*** Opening Exercise passage ***

In the field of medicinal diagnostics, for example, already today the greatest fears are concentrated around the question of how we should approach the new diagnostic tests, expected to be available in the future, for currently incurable diseases. In Nordmann's opinion, "…perhaps we should spend more time worrying about how a personalized system of medical care - a trend which is already visible today - will change the relationship between doctors and patients."
Nanoparticles in the battle against cancer
That diagnostic processes are already markedly better thanks to nanotechnology is shown, for instance, by a blood test for colonic cancer which Gerd Grenner, CTO of Roche Diagnostics, presented at the conference. In this method the blood sample is tested for six different proteins, which are indicative of the disease, in so-called microarray chips. By making use of nanoparticles, which, depending on their size, fluoresce in different colors, the six tumor markers can be simultaneously identified. This increases the sensitivity of the tests - that is the fraction of subjects correctly identified as having the disease - from about thirty per cent using a single protein to seventy per cent.
Nanotechnology is also promising in terms of therapeutic applications. Andreas Jordan, with his company MagForce Nanotechnologies AG, has for example developed a novel cancer treatment which allows doctors to inject magnetic nanoparticles directly and precisely into tumors with the help of a three dimensional imaging technique. When an oscillating magnetic field is applied, the nanoparticles (and the tumor containing them) heat up to up to 75 degrees Celsius due to magnetic coupling effects. This heat destroys the tumor, while at the same time the surrounding healthy tissue is hardly damaged.

*** Closing Exercise passage ***
*** Opening Provided data ***

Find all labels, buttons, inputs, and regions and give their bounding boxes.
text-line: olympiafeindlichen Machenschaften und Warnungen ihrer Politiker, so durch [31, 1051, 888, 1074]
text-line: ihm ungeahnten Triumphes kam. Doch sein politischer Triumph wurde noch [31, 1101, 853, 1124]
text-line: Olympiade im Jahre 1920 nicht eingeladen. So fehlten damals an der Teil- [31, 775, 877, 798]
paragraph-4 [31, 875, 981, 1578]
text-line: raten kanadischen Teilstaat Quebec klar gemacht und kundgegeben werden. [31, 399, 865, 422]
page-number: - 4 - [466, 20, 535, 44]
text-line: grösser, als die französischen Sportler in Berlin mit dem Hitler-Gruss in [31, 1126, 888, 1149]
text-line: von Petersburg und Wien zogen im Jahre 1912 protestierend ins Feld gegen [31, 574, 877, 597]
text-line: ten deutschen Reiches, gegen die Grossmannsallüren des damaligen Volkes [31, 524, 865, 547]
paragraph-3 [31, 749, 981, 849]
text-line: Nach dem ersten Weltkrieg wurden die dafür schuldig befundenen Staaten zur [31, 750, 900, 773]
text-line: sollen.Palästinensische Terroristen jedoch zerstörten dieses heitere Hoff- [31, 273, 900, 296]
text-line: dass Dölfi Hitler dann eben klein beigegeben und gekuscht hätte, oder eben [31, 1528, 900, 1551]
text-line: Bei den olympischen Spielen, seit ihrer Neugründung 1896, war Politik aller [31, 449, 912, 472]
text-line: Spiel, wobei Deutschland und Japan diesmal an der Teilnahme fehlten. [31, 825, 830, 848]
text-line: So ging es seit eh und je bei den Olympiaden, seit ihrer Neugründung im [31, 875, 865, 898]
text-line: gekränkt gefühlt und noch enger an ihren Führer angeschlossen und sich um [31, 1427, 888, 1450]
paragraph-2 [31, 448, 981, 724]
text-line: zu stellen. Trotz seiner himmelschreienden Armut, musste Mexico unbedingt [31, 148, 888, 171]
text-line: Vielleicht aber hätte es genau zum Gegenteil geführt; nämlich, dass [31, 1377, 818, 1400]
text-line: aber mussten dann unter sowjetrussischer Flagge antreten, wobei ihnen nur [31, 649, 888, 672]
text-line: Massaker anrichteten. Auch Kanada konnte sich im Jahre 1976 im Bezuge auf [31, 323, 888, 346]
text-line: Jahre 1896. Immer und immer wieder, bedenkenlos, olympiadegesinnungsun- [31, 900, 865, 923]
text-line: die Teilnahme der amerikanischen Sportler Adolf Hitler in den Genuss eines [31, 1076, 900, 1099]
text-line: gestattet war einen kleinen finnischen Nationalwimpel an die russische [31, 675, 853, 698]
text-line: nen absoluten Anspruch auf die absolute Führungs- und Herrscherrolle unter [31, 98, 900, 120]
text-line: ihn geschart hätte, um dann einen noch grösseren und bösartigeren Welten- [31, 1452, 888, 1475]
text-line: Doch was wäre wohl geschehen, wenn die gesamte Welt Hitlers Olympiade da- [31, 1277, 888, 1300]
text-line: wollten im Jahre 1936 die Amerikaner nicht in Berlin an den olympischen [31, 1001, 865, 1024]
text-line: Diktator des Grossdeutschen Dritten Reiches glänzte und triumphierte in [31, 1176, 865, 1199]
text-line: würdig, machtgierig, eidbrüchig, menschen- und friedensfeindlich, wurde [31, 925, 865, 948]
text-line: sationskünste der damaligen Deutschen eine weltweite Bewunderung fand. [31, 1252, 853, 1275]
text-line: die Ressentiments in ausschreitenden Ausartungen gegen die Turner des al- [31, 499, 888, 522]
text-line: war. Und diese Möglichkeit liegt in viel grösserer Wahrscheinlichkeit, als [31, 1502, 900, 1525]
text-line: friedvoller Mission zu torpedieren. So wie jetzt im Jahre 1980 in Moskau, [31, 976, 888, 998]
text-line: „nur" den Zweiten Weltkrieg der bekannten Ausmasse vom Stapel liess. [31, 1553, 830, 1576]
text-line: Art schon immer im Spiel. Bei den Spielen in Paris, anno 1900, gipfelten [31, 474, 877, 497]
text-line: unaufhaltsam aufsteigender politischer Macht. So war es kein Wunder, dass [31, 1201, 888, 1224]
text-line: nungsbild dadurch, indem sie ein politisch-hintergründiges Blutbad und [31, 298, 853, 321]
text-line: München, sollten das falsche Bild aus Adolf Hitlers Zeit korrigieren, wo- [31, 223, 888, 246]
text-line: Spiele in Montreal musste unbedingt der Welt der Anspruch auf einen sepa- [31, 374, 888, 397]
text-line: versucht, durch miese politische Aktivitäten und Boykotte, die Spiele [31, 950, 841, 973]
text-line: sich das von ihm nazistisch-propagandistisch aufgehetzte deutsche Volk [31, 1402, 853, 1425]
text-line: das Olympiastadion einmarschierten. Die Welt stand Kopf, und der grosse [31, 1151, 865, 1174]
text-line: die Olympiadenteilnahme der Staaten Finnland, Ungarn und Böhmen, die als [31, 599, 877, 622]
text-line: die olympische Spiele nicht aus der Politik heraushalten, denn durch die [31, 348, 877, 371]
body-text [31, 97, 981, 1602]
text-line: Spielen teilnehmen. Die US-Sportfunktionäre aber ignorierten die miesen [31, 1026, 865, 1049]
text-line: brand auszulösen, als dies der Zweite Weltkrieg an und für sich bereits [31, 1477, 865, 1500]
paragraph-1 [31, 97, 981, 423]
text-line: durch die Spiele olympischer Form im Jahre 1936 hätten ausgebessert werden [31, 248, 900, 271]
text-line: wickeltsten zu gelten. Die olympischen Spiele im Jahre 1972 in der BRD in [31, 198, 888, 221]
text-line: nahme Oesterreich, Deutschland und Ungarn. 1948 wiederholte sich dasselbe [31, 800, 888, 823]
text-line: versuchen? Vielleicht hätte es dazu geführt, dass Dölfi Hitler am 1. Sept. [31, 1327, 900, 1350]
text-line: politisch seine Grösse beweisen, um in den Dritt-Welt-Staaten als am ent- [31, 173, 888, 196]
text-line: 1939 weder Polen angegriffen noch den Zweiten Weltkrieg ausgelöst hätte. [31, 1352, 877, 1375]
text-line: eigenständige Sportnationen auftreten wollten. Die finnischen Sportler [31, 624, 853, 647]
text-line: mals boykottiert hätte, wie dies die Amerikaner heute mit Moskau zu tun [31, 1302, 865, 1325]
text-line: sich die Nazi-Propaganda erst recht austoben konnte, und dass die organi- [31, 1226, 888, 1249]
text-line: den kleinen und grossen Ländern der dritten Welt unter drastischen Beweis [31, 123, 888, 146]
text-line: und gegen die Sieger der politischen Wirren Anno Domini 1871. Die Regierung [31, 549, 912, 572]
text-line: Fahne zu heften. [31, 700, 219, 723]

*** Closing Provided data ***

Assigned task 1 = In the passage on nanotechnology in medicine, how many proteins does the blood test for colonic cancer check the sample for?
Assigned task 2 = Write the next part of the passage on nanotechnology in medicine, starting after its final sentence.
The items have nothing to do with what you are asked here.

Expected answer 1 = Six.

Expected answer 2 =
The idea of using heat to destroy tumors has been around for a long time, according to Jordan. However, until now it has never been possible to heat the tumor selectively without affecting the surrounding tissue. "This breakthrough will be made possible thanks to nanotechnology", says Jordan with conviction. The results of clinical studies on patients suffering from a glioblastoma - a particularly malignant brain tumor - have been encouraging. According to Jordan the average life expectancy of a patient about a year after diagnosis was "significantly increased" and detailed results are expected to be published by the end of the year.
Nano sandwich structures make solar cells more efficient
Besides medicinal applications, questions of energy and environment occupied centre stage at the NanoConvention. How, for instance, do we satisfy our ever increasing hunger for energy when crude oil reserves are exhausted? The obvious answer: think solar. Solar cells have been converting sunlight into electric power for years now. Christophe Ballif and his team at the "outpost" of the EPF Lausanne at the University of Neuchâtel have been developing solar cells based on silicon thin films. The advantages when compared to conventional solar cells are reduced material requirement and energy consumption during the manufacturing process.